● **Raw records**:
┄┄┄┄┄┄
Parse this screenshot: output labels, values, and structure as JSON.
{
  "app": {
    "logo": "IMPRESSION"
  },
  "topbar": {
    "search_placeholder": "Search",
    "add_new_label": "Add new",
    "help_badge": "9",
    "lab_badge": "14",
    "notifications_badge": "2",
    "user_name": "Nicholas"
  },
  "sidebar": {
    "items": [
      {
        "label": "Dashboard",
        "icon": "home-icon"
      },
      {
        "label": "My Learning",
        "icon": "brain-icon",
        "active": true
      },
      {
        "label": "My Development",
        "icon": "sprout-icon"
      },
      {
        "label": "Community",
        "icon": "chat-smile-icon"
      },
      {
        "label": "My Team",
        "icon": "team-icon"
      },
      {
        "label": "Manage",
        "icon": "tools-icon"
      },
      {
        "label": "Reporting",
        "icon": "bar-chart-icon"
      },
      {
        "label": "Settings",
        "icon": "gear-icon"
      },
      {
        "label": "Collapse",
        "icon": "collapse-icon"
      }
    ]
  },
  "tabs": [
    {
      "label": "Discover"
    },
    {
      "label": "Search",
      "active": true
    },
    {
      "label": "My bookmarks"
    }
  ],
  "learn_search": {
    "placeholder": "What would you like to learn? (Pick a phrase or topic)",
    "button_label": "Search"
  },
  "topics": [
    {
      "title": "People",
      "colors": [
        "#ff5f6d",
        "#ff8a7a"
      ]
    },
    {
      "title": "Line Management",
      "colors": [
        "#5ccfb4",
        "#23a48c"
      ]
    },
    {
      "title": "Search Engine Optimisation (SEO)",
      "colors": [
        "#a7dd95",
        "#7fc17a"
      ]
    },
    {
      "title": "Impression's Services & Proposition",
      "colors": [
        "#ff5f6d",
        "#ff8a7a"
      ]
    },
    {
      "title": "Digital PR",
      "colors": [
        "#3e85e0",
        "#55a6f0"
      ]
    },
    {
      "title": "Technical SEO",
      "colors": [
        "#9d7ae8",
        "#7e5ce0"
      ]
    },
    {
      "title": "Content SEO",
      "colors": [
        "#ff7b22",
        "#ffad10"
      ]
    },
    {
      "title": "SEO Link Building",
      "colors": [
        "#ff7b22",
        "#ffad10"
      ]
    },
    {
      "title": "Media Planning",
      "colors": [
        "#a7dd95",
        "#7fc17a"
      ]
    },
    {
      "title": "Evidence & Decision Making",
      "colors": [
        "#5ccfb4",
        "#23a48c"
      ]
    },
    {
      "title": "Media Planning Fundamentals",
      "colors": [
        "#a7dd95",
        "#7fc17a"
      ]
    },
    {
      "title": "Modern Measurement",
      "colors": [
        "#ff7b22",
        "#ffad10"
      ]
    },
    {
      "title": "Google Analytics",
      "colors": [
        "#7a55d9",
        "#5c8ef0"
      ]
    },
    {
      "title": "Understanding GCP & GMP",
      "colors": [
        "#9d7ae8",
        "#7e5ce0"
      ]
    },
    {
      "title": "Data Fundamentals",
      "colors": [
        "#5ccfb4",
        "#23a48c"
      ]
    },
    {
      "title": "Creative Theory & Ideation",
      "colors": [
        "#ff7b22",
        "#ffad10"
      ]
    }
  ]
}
┄┄┄┄┄┄
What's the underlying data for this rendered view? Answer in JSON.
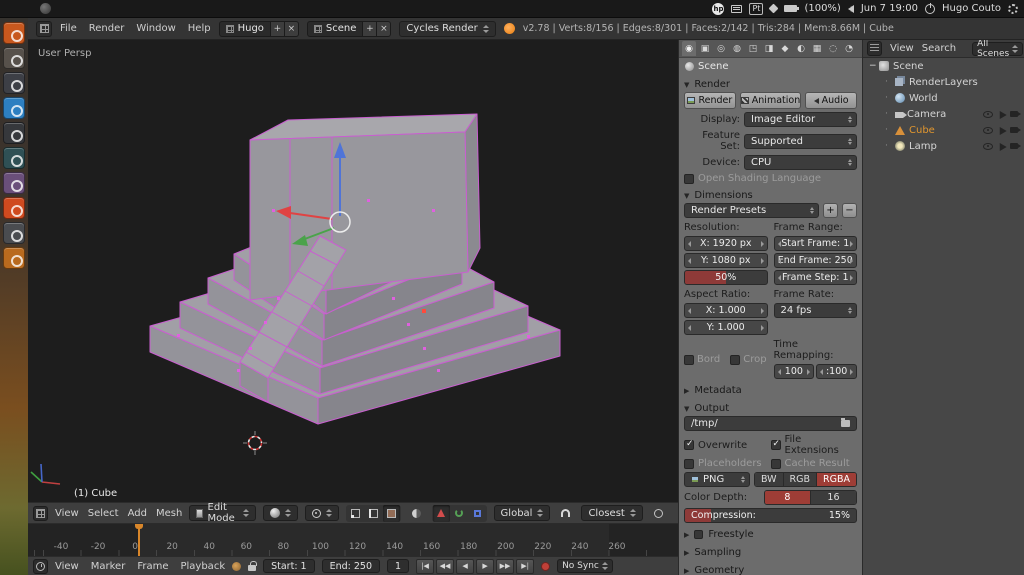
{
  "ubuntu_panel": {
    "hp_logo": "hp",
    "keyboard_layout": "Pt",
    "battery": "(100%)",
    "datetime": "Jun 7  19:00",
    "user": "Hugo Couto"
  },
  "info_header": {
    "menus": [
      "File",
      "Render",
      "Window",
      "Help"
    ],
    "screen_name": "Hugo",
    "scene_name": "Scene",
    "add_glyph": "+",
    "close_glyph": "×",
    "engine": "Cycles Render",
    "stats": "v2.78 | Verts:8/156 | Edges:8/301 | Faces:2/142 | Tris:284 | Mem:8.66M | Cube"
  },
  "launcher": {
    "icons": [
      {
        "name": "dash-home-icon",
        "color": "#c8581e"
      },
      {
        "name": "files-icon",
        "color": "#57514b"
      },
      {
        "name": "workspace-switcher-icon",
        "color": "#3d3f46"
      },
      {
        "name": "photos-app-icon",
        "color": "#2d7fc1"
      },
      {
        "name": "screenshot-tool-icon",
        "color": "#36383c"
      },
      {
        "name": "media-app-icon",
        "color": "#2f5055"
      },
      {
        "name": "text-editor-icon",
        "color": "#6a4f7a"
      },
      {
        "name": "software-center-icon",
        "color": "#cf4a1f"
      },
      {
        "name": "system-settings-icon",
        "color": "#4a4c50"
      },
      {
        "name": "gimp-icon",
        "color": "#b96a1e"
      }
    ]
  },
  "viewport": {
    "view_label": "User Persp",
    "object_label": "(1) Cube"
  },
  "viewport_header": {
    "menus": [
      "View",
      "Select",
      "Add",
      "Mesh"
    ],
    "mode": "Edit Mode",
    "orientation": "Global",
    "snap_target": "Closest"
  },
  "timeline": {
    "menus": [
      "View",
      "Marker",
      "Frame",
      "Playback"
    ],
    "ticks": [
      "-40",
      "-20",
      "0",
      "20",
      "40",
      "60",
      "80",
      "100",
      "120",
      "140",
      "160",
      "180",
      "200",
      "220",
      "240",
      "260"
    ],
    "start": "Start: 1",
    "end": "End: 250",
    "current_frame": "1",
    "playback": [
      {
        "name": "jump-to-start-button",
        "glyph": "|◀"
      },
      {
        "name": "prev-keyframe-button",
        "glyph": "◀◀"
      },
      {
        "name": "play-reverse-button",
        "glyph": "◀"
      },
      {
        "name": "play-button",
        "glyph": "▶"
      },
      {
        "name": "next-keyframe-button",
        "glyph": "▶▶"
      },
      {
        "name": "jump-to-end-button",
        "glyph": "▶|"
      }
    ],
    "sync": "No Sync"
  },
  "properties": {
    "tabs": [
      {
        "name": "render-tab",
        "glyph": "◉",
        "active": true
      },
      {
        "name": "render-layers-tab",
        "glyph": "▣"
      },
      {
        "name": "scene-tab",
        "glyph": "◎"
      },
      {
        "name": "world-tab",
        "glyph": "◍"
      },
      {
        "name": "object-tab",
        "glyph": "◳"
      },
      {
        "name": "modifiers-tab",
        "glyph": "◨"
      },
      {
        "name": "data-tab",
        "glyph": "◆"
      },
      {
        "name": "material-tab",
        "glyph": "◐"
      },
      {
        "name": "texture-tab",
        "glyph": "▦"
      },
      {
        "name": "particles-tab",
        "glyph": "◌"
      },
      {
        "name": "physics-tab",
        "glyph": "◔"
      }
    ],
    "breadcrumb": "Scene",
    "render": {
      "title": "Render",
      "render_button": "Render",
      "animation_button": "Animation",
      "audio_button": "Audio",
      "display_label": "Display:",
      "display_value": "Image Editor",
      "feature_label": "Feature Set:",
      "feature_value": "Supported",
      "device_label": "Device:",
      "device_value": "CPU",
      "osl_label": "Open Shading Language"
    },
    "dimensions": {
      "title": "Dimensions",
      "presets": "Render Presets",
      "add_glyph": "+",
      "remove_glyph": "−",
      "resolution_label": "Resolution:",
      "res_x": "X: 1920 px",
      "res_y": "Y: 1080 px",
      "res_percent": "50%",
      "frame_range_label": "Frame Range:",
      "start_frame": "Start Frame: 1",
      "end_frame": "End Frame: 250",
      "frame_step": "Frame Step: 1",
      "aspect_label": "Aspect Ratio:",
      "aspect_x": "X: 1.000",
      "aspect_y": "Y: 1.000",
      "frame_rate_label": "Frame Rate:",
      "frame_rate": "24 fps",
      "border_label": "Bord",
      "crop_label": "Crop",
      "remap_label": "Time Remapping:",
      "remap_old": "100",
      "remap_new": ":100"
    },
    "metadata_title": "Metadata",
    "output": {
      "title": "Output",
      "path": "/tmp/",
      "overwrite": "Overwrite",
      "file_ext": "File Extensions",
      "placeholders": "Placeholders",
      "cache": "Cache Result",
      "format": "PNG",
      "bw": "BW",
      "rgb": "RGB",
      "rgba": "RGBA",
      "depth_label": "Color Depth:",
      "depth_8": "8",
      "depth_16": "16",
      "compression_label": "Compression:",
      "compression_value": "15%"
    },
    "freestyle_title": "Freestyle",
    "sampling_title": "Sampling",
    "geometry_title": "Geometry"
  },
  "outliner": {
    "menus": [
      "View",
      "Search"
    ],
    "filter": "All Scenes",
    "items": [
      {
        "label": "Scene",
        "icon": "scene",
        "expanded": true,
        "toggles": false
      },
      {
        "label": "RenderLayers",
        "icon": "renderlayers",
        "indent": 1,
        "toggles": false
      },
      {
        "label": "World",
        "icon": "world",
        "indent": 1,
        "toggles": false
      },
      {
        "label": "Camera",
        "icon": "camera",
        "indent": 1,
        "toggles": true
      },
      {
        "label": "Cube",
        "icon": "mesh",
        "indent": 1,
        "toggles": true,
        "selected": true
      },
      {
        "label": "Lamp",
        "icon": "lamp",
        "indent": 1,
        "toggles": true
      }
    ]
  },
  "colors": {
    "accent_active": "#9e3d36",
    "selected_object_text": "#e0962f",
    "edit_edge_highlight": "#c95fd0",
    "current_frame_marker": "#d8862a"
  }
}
┄┄┄┄┄┄
● **Required work**:
Return each line that includes "true".

● **Solution for this problem**:
        "active": true
      "active": true
        "active": true
        "expanded": true,
        "toggles": true
        "toggles": true,
        "selected": true
        "toggles": true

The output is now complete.